Task objective
Output the data below in full, character for character.

Provided data
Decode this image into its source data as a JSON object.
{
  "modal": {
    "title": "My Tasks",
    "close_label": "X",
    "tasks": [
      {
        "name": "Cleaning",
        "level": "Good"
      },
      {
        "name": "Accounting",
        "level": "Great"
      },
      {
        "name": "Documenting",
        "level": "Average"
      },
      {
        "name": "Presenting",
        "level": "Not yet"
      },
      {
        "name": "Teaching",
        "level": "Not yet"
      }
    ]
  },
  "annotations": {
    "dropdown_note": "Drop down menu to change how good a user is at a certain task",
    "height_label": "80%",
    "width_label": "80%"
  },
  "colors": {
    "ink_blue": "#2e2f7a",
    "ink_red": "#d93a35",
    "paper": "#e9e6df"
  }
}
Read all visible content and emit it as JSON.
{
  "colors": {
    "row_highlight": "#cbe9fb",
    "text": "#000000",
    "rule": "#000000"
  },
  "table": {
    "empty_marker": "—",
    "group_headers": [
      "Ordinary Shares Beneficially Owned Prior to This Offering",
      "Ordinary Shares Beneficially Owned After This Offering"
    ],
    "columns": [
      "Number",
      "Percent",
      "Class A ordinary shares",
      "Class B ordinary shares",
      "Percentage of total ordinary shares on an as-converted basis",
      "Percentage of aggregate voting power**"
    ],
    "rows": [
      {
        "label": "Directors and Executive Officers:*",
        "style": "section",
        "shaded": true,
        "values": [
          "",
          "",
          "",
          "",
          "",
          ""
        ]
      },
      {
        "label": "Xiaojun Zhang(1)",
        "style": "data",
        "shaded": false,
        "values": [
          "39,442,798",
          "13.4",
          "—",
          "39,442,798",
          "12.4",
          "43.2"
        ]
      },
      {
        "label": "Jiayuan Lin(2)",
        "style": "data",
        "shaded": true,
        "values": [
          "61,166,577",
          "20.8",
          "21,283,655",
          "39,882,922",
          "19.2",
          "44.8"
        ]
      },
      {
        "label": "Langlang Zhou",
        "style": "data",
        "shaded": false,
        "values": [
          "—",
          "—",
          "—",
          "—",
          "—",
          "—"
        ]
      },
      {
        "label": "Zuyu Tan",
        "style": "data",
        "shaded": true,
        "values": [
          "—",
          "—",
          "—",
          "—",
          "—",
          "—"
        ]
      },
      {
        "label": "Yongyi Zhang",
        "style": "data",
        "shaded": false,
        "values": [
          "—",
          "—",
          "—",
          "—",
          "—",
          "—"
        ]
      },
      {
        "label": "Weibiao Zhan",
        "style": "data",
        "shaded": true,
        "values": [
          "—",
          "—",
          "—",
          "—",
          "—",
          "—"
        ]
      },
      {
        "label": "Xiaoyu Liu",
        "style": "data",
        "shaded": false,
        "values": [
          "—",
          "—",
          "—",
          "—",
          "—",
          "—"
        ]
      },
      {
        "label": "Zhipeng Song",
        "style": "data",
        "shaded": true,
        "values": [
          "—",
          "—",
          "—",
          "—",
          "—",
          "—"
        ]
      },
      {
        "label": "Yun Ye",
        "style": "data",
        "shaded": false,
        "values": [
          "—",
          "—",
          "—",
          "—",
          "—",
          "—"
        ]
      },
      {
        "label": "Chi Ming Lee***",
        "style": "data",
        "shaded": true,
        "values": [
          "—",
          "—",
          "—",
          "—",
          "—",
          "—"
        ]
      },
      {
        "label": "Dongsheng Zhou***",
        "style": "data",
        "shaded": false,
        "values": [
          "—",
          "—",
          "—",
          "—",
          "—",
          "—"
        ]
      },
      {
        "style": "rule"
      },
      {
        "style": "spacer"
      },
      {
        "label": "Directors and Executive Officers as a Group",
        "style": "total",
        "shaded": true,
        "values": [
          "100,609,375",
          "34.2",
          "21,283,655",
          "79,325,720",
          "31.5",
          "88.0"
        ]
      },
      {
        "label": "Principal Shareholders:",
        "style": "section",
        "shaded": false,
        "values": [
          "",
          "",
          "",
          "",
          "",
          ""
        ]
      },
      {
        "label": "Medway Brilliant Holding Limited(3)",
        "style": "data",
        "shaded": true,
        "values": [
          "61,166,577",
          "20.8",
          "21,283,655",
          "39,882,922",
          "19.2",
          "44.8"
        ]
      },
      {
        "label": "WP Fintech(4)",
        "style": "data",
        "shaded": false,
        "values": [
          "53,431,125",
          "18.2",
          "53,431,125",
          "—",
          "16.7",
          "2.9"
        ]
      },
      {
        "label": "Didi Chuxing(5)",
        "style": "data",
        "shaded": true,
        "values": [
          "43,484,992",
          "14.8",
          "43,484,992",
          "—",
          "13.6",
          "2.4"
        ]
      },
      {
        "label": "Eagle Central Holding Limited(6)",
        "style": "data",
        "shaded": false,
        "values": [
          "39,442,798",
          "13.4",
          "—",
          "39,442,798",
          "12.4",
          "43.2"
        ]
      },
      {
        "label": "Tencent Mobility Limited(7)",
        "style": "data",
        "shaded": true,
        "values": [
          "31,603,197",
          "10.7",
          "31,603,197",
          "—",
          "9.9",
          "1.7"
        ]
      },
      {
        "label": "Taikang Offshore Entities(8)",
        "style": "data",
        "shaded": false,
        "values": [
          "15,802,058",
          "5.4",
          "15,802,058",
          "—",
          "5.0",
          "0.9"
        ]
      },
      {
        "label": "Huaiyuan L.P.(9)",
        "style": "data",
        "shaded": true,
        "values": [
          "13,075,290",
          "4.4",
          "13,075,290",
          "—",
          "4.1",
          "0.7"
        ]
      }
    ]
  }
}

Written answer
Decode this image into its source data as a JSON object.
{
  "modal": {
    "title": "My Tasks",
    "close_label": "X",
    "tasks": [
      {
        "name": "Cleaning",
        "level": "Good"
      },
      {
        "name": "Accounting",
        "level": "Great"
      },
      {
        "name": "Documenting",
        "level": "Average"
      },
      {
        "name": "Presenting",
        "level": "Not yet"
      },
      {
        "name": "Teaching",
        "level": "Not yet"
      }
    ]
  },
  "annotations": {
    "dropdown_note": "Drop down menu to change how good a user is at a certain task",
    "height_label": "80%",
    "width_label": "80%"
  },
  "colors": {
    "ink_blue": "#2e2f7a",
    "ink_red": "#d93a35",
    "paper": "#e9e6df"
  }
}
Read all visible content and emit it as JSON.
{
  "colors": {
    "row_highlight": "#cbe9fb",
    "text": "#000000",
    "rule": "#000000"
  },
  "table": {
    "empty_marker": "—",
    "group_headers": [
      "Ordinary Shares Beneficially Owned Prior to This Offering",
      "Ordinary Shares Beneficially Owned After This Offering"
    ],
    "columns": [
      "Number",
      "Percent",
      "Class A ordinary shares",
      "Class B ordinary shares",
      "Percentage of total ordinary shares on an as-converted basis",
      "Percentage of aggregate voting power**"
    ],
    "rows": [
      {
        "label": "Directors and Executive Officers:*",
        "style": "section",
        "shaded": true,
        "values": [
          "",
          "",
          "",
          "",
          "",
          ""
        ]
      },
      {
        "label": "Xiaojun Zhang(1)",
        "style": "data",
        "shaded": false,
        "values": [
          "39,442,798",
          "13.4",
          "—",
          "39,442,798",
          "12.4",
          "43.2"
        ]
      },
      {
        "label": "Jiayuan Lin(2)",
        "style": "data",
        "shaded": true,
        "values": [
          "61,166,577",
          "20.8",
          "21,283,655",
          "39,882,922",
          "19.2",
          "44.8"
        ]
      },
      {
        "label": "Langlang Zhou",
        "style": "data",
        "shaded": false,
        "values": [
          "—",
          "—",
          "—",
          "—",
          "—",
          "—"
        ]
      },
      {
        "label": "Zuyu Tan",
        "style": "data",
        "shaded": true,
        "values": [
          "—",
          "—",
          "—",
          "—",
          "—",
          "—"
        ]
      },
      {
        "label": "Yongyi Zhang",
        "style": "data",
        "shaded": false,
        "values": [
          "—",
          "—",
          "—",
          "—",
          "—",
          "—"
        ]
      },
      {
        "label": "Weibiao Zhan",
        "style": "data",
        "shaded": true,
        "values": [
          "—",
          "—",
          "—",
          "—",
          "—",
          "—"
        ]
      },
      {
        "label": "Xiaoyu Liu",
        "style": "data",
        "shaded": false,
        "values": [
          "—",
          "—",
          "—",
          "—",
          "—",
          "—"
        ]
      },
      {
        "label": "Zhipeng Song",
        "style": "data",
        "shaded": true,
        "values": [
          "—",
          "—",
          "—",
          "—",
          "—",
          "—"
        ]
      },
      {
        "label": "Yun Ye",
        "style": "data",
        "shaded": false,
        "values": [
          "—",
          "—",
          "—",
          "—",
          "—",
          "—"
        ]
      },
      {
        "label": "Chi Ming Lee***",
        "style": "data",
        "shaded": true,
        "values": [
          "—",
          "—",
          "—",
          "—",
          "—",
          "—"
        ]
      },
      {
        "label": "Dongsheng Zhou***",
        "style": "data",
        "shaded": false,
        "values": [
          "—",
          "—",
          "—",
          "—",
          "—",
          "—"
        ]
      },
      {
        "style": "rule"
      },
      {
        "style": "spacer"
      },
      {
        "label": "Directors and Executive Officers as a Group",
        "style": "total",
        "shaded": true,
        "values": [
          "100,609,375",
          "34.2",
          "21,283,655",
          "79,325,720",
          "31.5",
          "88.0"
        ]
      },
      {
        "label": "Principal Shareholders:",
        "style": "section",
        "shaded": false,
        "values": [
          "",
          "",
          "",
          "",
          "",
          ""
        ]
      },
      {
        "label": "Medway Brilliant Holding Limited(3)",
        "style": "data",
        "shaded": true,
        "values": [
          "61,166,577",
          "20.8",
          "21,283,655",
          "39,882,922",
          "19.2",
          "44.8"
        ]
      },
      {
        "label": "WP Fintech(4)",
        "style": "data",
        "shaded": false,
        "values": [
          "53,431,125",
          "18.2",
          "53,431,125",
          "—",
          "16.7",
          "2.9"
        ]
      },
      {
        "label": "Didi Chuxing(5)",
        "style": "data",
        "shaded": true,
        "values": [
          "43,484,992",
          "14.8",
          "43,484,992",
          "—",
          "13.6",
          "2.4"
        ]
      },
      {
        "label": "Eagle Central Holding Limited(6)",
        "style": "data",
        "shaded": false,
        "values": [
          "39,442,798",
          "13.4",
          "—",
          "39,442,798",
          "12.4",
          "43.2"
        ]
      },
      {
        "label": "Tencent Mobility Limited(7)",
        "style": "data",
        "shaded": true,
        "values": [
          "31,603,197",
          "10.7",
          "31,603,197",
          "—",
          "9.9",
          "1.7"
        ]
      },
      {
        "label": "Taikang Offshore Entities(8)",
        "style": "data",
        "shaded": false,
        "values": [
          "15,802,058",
          "5.4",
          "15,802,058",
          "—",
          "5.0",
          "0.9"
        ]
      },
      {
        "label": "Huaiyuan L.P.(9)",
        "style": "data",
        "shaded": true,
        "values": [
          "13,075,290",
          "4.4",
          "13,075,290",
          "—",
          "4.1",
          "0.7"
        ]
      }
    ]
  }
}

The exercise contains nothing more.